- [GIVEN INSTRUCTION]:
Exactly as written, please set down all of the entries again, with no pictures.

- [TASK INPUT]:

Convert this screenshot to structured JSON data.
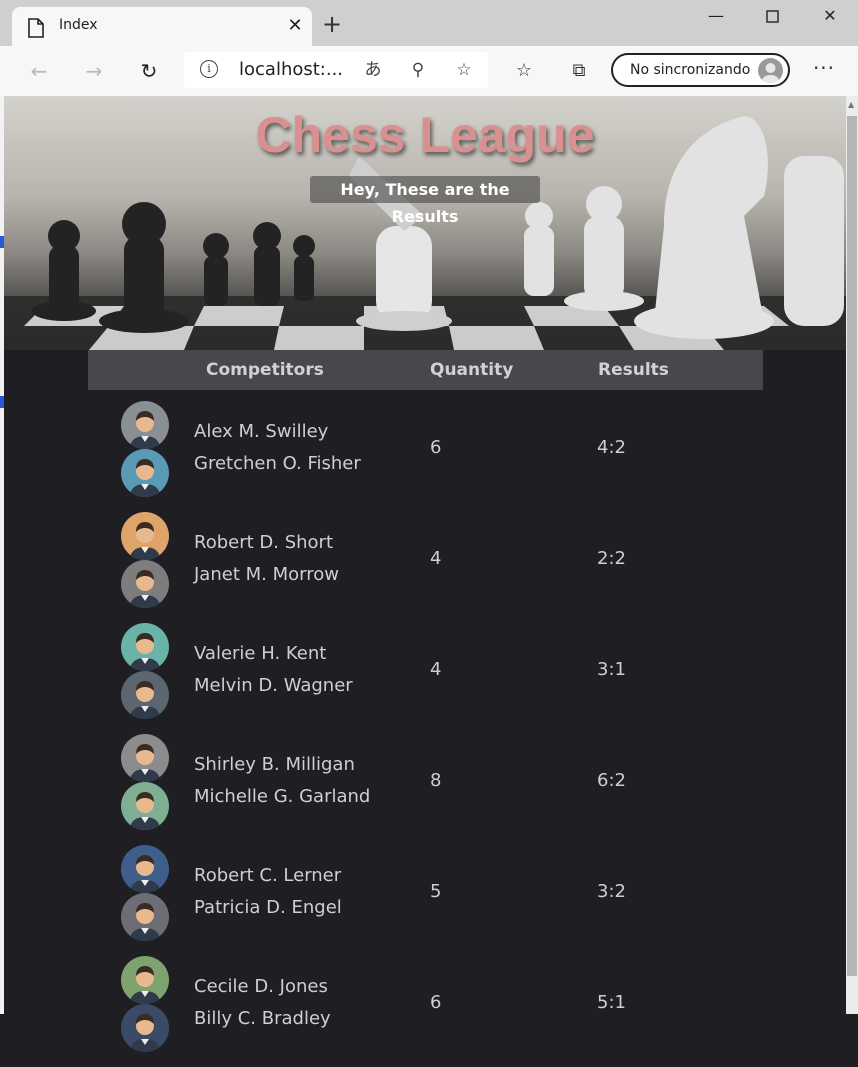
{
  "browser": {
    "tab_title": "Index",
    "address": "localhost:...",
    "sync_label": "No sincronizando"
  },
  "hero": {
    "title": "Chess League",
    "subtitle": "Hey, These are the Results"
  },
  "table": {
    "headers": [
      "Competitors",
      "Quantity",
      "Results"
    ],
    "rows": [
      {
        "p1": "Alex M. Swilley",
        "p2": "Gretchen O. Fisher",
        "quantity": "6",
        "result": "4:2"
      },
      {
        "p1": "Robert D. Short",
        "p2": "Janet M. Morrow",
        "quantity": "4",
        "result": "2:2"
      },
      {
        "p1": "Valerie H. Kent",
        "p2": "Melvin D. Wagner",
        "quantity": "4",
        "result": "3:1"
      },
      {
        "p1": "Shirley B. Milligan",
        "p2": "Michelle G. Garland",
        "quantity": "8",
        "result": "6:2"
      },
      {
        "p1": "Robert C. Lerner",
        "p2": "Patricia D. Engel",
        "quantity": "5",
        "result": "3:2"
      },
      {
        "p1": "Cecile D. Jones",
        "p2": "Billy C. Bradley",
        "quantity": "6",
        "result": "5:1"
      }
    ]
  },
  "avatars": [
    [
      "#8a8f93",
      "#5a9ab5"
    ],
    [
      "#e0a46a",
      "#7d7d7d"
    ],
    [
      "#6ab3a8",
      "#5c6670"
    ],
    [
      "#8c8c8c",
      "#7fae93"
    ],
    [
      "#3f5f8a",
      "#6d6d75"
    ],
    [
      "#7fa36f",
      "#3b4a66"
    ]
  ]
}
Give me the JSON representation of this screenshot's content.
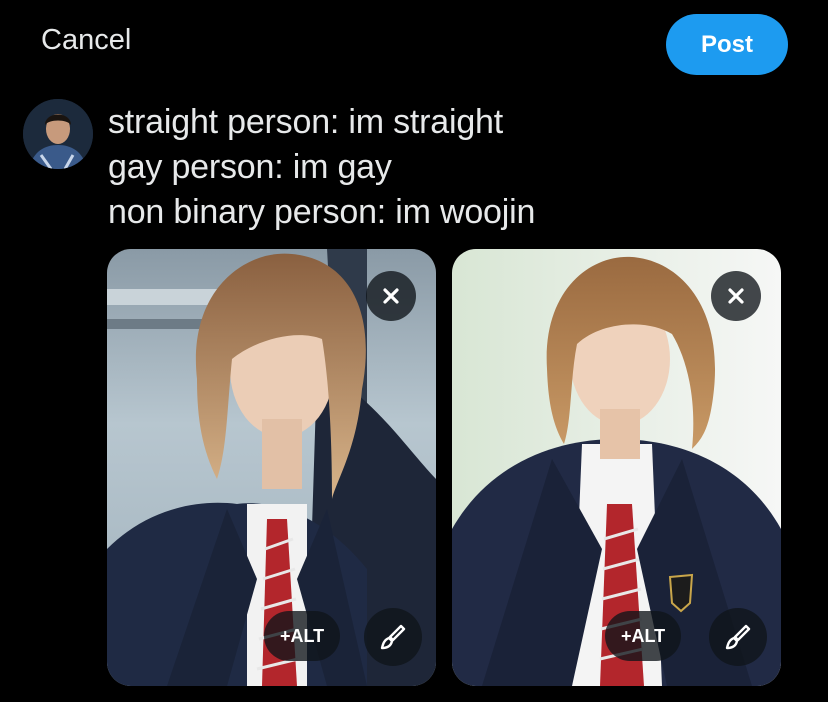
{
  "header": {
    "cancel_label": "Cancel",
    "post_label": "Post"
  },
  "composer": {
    "lines": [
      "straight person: im straight",
      "gay person: im gay",
      "non binary person: im woojin"
    ]
  },
  "media": [
    {
      "alt_label": "+ALT"
    },
    {
      "alt_label": "+ALT"
    }
  ],
  "colors": {
    "accent": "#1d9bf0",
    "background": "#000000",
    "text": "#e7e9ea"
  },
  "icons": {
    "remove": "close-icon",
    "edit": "brush-icon"
  }
}
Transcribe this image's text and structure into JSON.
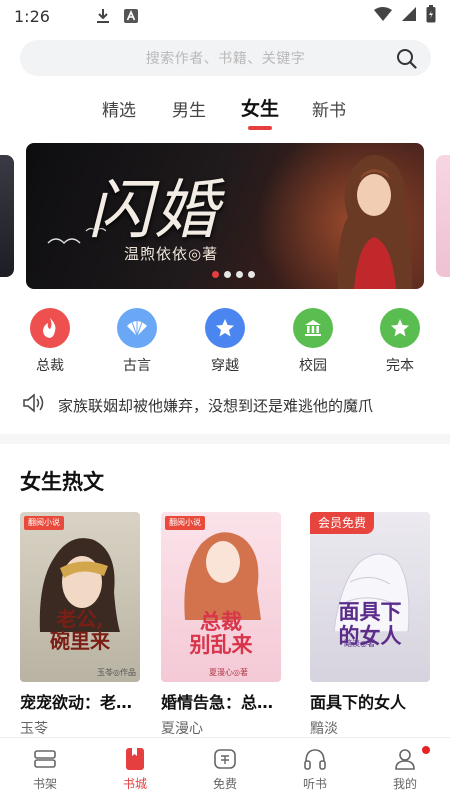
{
  "status_bar": {
    "time": "1:26",
    "icons": [
      "download-icon",
      "a-app-icon",
      "wifi-icon",
      "signal-icon",
      "battery-icon"
    ]
  },
  "search": {
    "placeholder": "搜索作者、书籍、关键字"
  },
  "tabs": [
    {
      "label": "精选",
      "active": false
    },
    {
      "label": "男生",
      "active": false
    },
    {
      "label": "女生",
      "active": true
    },
    {
      "label": "新书",
      "active": false
    }
  ],
  "banner": {
    "title": "闪婚",
    "author_line": "温煦依依◎著",
    "slide_count": 4,
    "active_slide": 0
  },
  "categories": [
    {
      "label": "总裁",
      "icon": "fire-icon",
      "color": "#ee4f4f"
    },
    {
      "label": "古言",
      "icon": "fan-icon",
      "color": "#6aa8f5"
    },
    {
      "label": "穿越",
      "icon": "star-icon",
      "color": "#4b86f0"
    },
    {
      "label": "校园",
      "icon": "school-icon",
      "color": "#59bd4f"
    },
    {
      "label": "完本",
      "icon": "star-icon",
      "color": "#59bd4f"
    }
  ],
  "notice": {
    "icon": "speaker-icon",
    "text": "家族联姻却被他嫌弃，没想到还是难逃他的魔爪"
  },
  "hot_section": {
    "title": "女生热文",
    "books": [
      {
        "title": "宠宠欲动：老…",
        "author": "玉苓",
        "cover_title": "老公,\n碗里来",
        "cover_badge": "翻阅小说",
        "cover_author": "玉苓◎作品"
      },
      {
        "title": "婚情告急：总…",
        "author": "夏漫心",
        "cover_title": "总裁\n别乱来",
        "cover_badge": "翻阅小说",
        "cover_author": "夏漫心◎著"
      },
      {
        "title": "面具下的女人",
        "author": "黯淡",
        "cover_title": "面具下\n的女人",
        "cover_badge": "会员免费",
        "cover_author": "黯淡◎著"
      }
    ]
  },
  "bottom_nav": [
    {
      "label": "书架",
      "icon": "bookshelf-icon",
      "active": false
    },
    {
      "label": "书城",
      "icon": "bookstore-icon",
      "active": true
    },
    {
      "label": "免费",
      "icon": "free-icon",
      "active": false
    },
    {
      "label": "听书",
      "icon": "headphones-icon",
      "active": false
    },
    {
      "label": "我的",
      "icon": "profile-icon",
      "active": false,
      "has_notification": true
    }
  ],
  "colors": {
    "accent": "#e63f3f",
    "text": "#222222",
    "muted": "#666666"
  }
}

- [SOLUTION]:
Convert this screenshot to structured JSON data.
{
  "browser": {
    "tab_title": "Index",
    "address": "localhost:...",
    "sync_label": "No sincronizando"
  },
  "hero": {
    "title": "Chess League",
    "subtitle": "Hey, These are the Results"
  },
  "table": {
    "headers": [
      "Competitors",
      "Quantity",
      "Results"
    ],
    "rows": [
      {
        "p1": "Alex M. Swilley",
        "p2": "Gretchen O. Fisher",
        "quantity": "6",
        "result": "4:2"
      },
      {
        "p1": "Robert D. Short",
        "p2": "Janet M. Morrow",
        "quantity": "4",
        "result": "2:2"
      },
      {
        "p1": "Valerie H. Kent",
        "p2": "Melvin D. Wagner",
        "quantity": "4",
        "result": "3:1"
      },
      {
        "p1": "Shirley B. Milligan",
        "p2": "Michelle G. Garland",
        "quantity": "8",
        "result": "6:2"
      },
      {
        "p1": "Robert C. Lerner",
        "p2": "Patricia D. Engel",
        "quantity": "5",
        "result": "3:2"
      },
      {
        "p1": "Cecile D. Jones",
        "p2": "Billy C. Bradley",
        "quantity": "6",
        "result": "5:1"
      }
    ]
  },
  "avatars": [
    [
      "#8a8f93",
      "#5a9ab5"
    ],
    [
      "#e0a46a",
      "#7d7d7d"
    ],
    [
      "#6ab3a8",
      "#5c6670"
    ],
    [
      "#8c8c8c",
      "#7fae93"
    ],
    [
      "#3f5f8a",
      "#6d6d75"
    ],
    [
      "#7fa36f",
      "#3b4a66"
    ]
  ]
}
Give me the JSON representation of this screenshot's content.
{
  "header": {
    "cancel_label": "Cancel",
    "post_label": "Post"
  },
  "composer": {
    "lines": [
      "straight person: im straight",
      "gay person: im gay",
      "non binary person: im woojin"
    ]
  },
  "media": [
    {
      "alt_label": "+ALT"
    },
    {
      "alt_label": "+ALT"
    }
  ],
  "colors": {
    "accent": "#1d9bf0",
    "background": "#000000",
    "text": "#e7e9ea"
  },
  "icons": {
    "remove": "close-icon",
    "edit": "brush-icon"
  }
}
Transcribe this image's text and structure into JSON.
{
  "status_bar": {
    "time": "1:26",
    "icons": [
      "download-icon",
      "a-app-icon",
      "wifi-icon",
      "signal-icon",
      "battery-icon"
    ]
  },
  "search": {
    "placeholder": "搜索作者、书籍、关键字"
  },
  "tabs": [
    {
      "label": "精选",
      "active": false
    },
    {
      "label": "男生",
      "active": false
    },
    {
      "label": "女生",
      "active": true
    },
    {
      "label": "新书",
      "active": false
    }
  ],
  "banner": {
    "title": "闪婚",
    "author_line": "温煦依依◎著",
    "slide_count": 4,
    "active_slide": 0
  },
  "categories": [
    {
      "label": "总裁",
      "icon": "fire-icon",
      "color": "#ee4f4f"
    },
    {
      "label": "古言",
      "icon": "fan-icon",
      "color": "#6aa8f5"
    },
    {
      "label": "穿越",
      "icon": "star-icon",
      "color": "#4b86f0"
    },
    {
      "label": "校园",
      "icon": "school-icon",
      "color": "#59bd4f"
    },
    {
      "label": "完本",
      "icon": "star-icon",
      "color": "#59bd4f"
    }
  ],
  "notice": {
    "icon": "speaker-icon",
    "text": "家族联姻却被他嫌弃，没想到还是难逃他的魔爪"
  },
  "hot_section": {
    "title": "女生热文",
    "books": [
      {
        "title": "宠宠欲动：老…",
        "author": "玉苓",
        "cover_title": "老公,\n碗里来",
        "cover_badge": "翻阅小说",
        "cover_author": "玉苓◎作品"
      },
      {
        "title": "婚情告急：总…",
        "author": "夏漫心",
        "cover_title": "总裁\n别乱来",
        "cover_badge": "翻阅小说",
        "cover_author": "夏漫心◎著"
      },
      {
        "title": "面具下的女人",
        "author": "黯淡",
        "cover_title": "面具下\n的女人",
        "cover_badge": "会员免费",
        "cover_author": "黯淡◎著"
      }
    ]
  },
  "bottom_nav": [
    {
      "label": "书架",
      "icon": "bookshelf-icon",
      "active": false
    },
    {
      "label": "书城",
      "icon": "bookstore-icon",
      "active": true
    },
    {
      "label": "免费",
      "icon": "free-icon",
      "active": false
    },
    {
      "label": "听书",
      "icon": "headphones-icon",
      "active": false
    },
    {
      "label": "我的",
      "icon": "profile-icon",
      "active": false,
      "has_notification": true
    }
  ],
  "colors": {
    "accent": "#e63f3f",
    "text": "#222222",
    "muted": "#666666"
  }
}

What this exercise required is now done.